*Exercise brief*. Identify each line holding the string "control" and copy it.

*Record extracts*.
Begin
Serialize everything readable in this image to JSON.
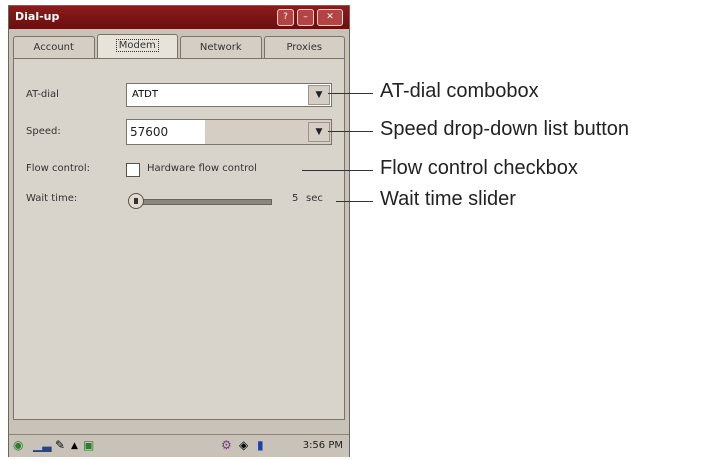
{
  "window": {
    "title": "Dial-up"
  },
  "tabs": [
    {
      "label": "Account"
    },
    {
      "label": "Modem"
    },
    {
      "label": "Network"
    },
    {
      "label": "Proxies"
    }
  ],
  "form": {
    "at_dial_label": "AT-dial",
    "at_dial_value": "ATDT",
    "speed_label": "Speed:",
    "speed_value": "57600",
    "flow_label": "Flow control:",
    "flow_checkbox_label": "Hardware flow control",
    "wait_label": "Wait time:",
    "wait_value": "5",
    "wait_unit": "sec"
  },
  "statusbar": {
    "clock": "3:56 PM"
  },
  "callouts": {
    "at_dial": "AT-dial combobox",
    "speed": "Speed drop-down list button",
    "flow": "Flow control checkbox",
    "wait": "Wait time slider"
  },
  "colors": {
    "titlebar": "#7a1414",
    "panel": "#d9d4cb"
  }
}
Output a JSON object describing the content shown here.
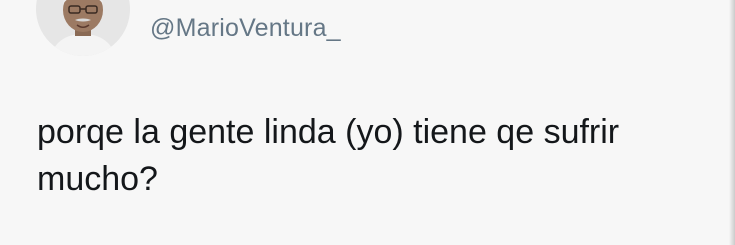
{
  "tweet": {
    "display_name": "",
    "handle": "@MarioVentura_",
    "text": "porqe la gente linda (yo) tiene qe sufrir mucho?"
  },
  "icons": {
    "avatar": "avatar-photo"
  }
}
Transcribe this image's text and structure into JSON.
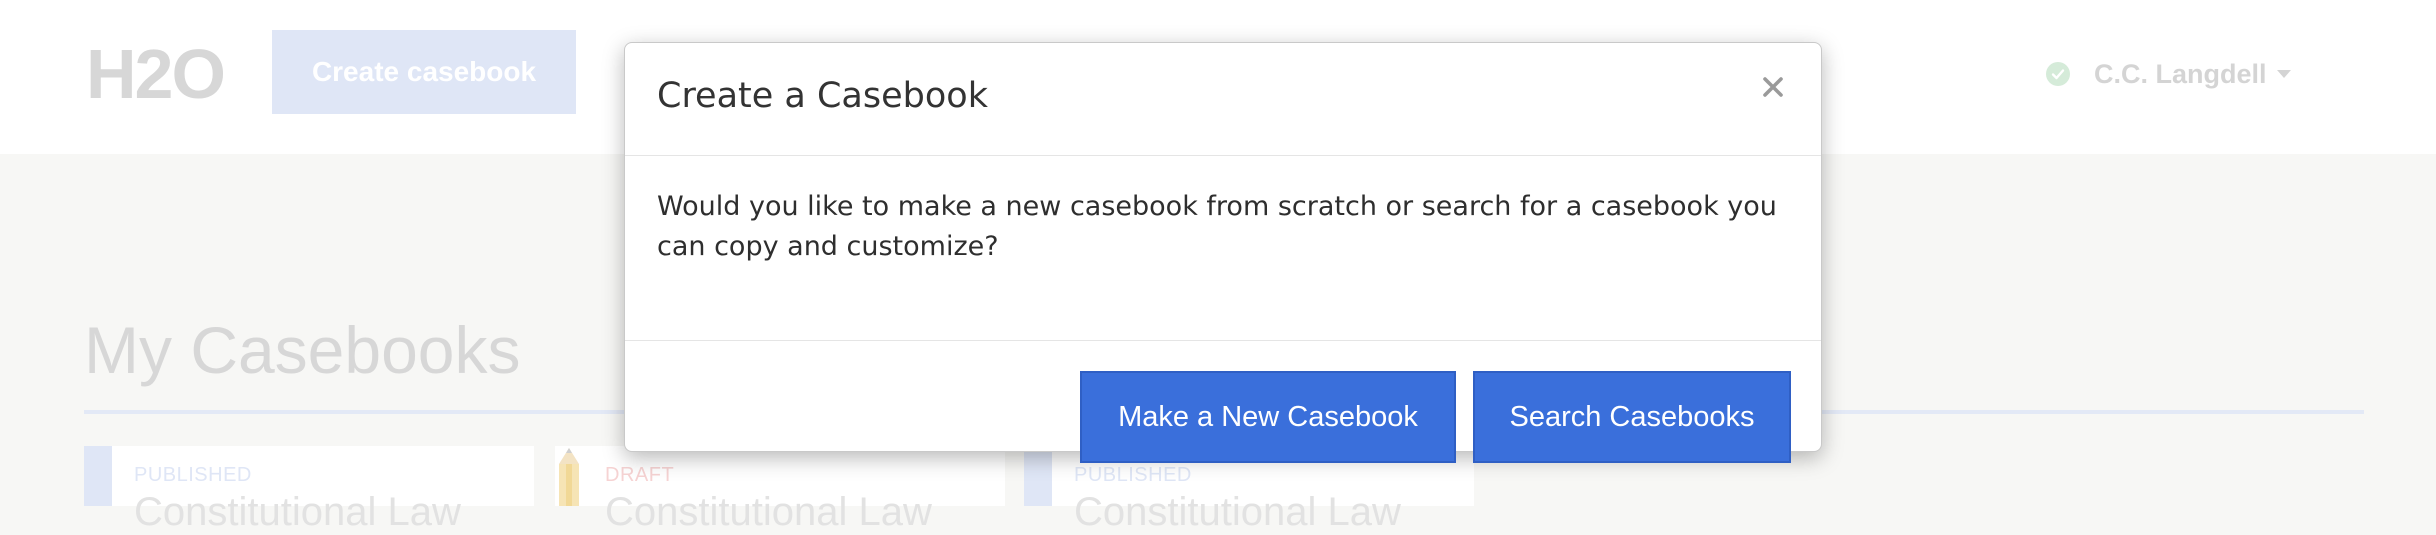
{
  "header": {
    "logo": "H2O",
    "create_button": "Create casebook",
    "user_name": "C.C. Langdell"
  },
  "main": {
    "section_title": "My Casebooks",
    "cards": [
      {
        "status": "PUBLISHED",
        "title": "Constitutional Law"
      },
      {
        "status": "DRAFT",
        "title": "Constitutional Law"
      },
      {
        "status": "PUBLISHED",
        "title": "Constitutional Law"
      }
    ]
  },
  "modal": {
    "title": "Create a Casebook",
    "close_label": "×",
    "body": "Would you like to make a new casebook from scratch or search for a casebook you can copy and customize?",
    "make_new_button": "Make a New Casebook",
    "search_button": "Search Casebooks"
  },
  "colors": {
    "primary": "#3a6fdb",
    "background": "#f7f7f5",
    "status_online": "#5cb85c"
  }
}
End
*Worked solution*.
    "flow_label": "Flow control:",
    "flow_checkbox_label": "Hardware flow control",
    "flow": "Flow control checkbox",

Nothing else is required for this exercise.